** Task **
In the listing below, locate the lines bearing the word "with". Copy every one of them.

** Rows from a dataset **
****
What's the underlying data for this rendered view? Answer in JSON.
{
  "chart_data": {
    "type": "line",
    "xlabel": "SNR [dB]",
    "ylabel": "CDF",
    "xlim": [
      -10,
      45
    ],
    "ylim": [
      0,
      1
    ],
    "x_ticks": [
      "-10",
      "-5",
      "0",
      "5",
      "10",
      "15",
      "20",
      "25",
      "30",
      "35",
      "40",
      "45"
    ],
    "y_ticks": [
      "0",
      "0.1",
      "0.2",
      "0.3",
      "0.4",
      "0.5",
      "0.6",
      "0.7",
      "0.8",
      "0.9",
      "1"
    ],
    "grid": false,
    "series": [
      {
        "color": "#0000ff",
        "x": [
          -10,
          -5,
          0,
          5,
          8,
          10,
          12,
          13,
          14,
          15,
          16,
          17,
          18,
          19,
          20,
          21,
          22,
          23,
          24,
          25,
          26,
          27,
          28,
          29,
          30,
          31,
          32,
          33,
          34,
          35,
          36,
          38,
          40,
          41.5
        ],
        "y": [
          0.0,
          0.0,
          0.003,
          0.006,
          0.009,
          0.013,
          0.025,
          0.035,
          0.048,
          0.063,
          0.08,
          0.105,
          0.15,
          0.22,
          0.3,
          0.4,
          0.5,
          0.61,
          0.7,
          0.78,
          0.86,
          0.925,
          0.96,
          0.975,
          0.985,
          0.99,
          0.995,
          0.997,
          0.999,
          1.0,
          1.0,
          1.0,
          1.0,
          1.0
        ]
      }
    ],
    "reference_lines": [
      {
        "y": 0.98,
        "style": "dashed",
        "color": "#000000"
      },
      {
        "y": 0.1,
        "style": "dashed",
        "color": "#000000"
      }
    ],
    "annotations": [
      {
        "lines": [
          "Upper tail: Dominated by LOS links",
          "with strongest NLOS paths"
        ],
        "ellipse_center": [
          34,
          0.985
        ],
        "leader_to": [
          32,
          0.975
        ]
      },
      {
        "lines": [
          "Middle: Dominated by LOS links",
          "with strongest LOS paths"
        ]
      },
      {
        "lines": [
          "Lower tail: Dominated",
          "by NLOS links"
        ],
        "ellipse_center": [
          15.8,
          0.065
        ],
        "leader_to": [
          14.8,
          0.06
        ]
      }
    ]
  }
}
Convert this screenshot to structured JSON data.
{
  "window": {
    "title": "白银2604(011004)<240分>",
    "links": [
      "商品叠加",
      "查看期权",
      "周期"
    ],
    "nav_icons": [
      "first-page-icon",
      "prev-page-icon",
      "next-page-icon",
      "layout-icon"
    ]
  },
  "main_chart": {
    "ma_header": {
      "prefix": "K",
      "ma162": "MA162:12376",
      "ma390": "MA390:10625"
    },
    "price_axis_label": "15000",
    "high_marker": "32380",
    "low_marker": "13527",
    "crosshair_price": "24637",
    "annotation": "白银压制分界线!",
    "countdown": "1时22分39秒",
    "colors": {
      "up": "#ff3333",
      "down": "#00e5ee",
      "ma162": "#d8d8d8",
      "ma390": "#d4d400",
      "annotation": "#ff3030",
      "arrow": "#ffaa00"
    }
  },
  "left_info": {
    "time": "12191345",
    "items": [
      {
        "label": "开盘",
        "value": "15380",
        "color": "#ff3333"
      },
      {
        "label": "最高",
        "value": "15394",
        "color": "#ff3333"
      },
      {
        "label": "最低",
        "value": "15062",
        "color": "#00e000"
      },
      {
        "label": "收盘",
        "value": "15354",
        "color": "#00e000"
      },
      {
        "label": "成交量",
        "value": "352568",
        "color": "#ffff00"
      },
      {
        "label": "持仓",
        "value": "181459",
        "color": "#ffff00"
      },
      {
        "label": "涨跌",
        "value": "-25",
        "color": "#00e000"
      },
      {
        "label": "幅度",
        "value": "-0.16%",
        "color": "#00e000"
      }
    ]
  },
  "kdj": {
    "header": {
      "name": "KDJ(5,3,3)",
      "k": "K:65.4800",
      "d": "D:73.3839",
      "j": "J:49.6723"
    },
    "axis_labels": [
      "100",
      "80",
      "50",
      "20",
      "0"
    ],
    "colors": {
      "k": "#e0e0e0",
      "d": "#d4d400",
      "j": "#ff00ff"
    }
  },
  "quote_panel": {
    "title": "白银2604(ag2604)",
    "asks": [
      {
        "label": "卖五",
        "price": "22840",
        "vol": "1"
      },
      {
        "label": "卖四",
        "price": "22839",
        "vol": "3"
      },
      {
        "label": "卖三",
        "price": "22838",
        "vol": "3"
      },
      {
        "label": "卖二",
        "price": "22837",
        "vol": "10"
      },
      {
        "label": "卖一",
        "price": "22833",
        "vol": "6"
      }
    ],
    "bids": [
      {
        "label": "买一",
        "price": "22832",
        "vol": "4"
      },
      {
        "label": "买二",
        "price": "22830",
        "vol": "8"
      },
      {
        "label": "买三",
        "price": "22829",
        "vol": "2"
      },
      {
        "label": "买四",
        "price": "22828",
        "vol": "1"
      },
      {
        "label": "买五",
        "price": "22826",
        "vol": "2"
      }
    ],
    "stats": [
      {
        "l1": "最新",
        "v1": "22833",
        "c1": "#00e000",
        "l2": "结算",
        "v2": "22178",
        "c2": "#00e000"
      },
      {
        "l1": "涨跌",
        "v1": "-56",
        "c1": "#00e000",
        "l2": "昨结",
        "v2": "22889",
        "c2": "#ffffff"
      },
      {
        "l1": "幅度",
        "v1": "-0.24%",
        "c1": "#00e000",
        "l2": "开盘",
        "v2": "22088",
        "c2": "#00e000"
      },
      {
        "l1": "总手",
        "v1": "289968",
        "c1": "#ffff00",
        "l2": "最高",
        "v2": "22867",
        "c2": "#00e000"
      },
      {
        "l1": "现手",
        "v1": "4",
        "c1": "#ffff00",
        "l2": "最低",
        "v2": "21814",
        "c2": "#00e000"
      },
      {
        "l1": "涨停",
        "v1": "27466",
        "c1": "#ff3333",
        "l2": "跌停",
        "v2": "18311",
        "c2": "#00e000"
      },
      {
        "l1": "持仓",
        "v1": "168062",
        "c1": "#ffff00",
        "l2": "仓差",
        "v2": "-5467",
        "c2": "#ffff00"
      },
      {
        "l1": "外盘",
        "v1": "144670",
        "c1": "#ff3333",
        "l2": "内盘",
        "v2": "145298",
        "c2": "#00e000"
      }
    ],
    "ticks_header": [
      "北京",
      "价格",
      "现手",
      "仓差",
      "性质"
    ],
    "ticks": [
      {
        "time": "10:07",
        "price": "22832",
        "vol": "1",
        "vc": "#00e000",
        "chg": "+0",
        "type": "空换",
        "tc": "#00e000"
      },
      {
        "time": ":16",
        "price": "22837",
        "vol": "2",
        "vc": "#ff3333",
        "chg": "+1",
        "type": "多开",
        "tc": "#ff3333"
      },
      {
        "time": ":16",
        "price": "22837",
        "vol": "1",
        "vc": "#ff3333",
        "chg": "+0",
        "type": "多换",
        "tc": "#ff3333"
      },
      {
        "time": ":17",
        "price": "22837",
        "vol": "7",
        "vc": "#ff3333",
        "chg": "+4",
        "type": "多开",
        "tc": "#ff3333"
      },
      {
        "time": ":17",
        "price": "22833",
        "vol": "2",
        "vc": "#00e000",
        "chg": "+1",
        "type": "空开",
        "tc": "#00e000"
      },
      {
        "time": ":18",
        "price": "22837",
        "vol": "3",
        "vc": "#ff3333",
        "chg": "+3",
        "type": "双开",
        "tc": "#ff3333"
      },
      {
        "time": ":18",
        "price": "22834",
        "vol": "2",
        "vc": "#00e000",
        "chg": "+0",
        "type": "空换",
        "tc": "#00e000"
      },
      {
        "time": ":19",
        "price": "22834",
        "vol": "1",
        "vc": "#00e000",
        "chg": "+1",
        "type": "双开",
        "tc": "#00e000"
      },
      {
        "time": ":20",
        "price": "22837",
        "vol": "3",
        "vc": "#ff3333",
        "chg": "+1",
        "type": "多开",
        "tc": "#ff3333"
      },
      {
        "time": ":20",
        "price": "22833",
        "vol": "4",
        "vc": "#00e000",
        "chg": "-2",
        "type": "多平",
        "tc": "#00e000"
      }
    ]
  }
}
****
** Written response **
          "with strongest NLOS paths"
          "with strongest LOS paths"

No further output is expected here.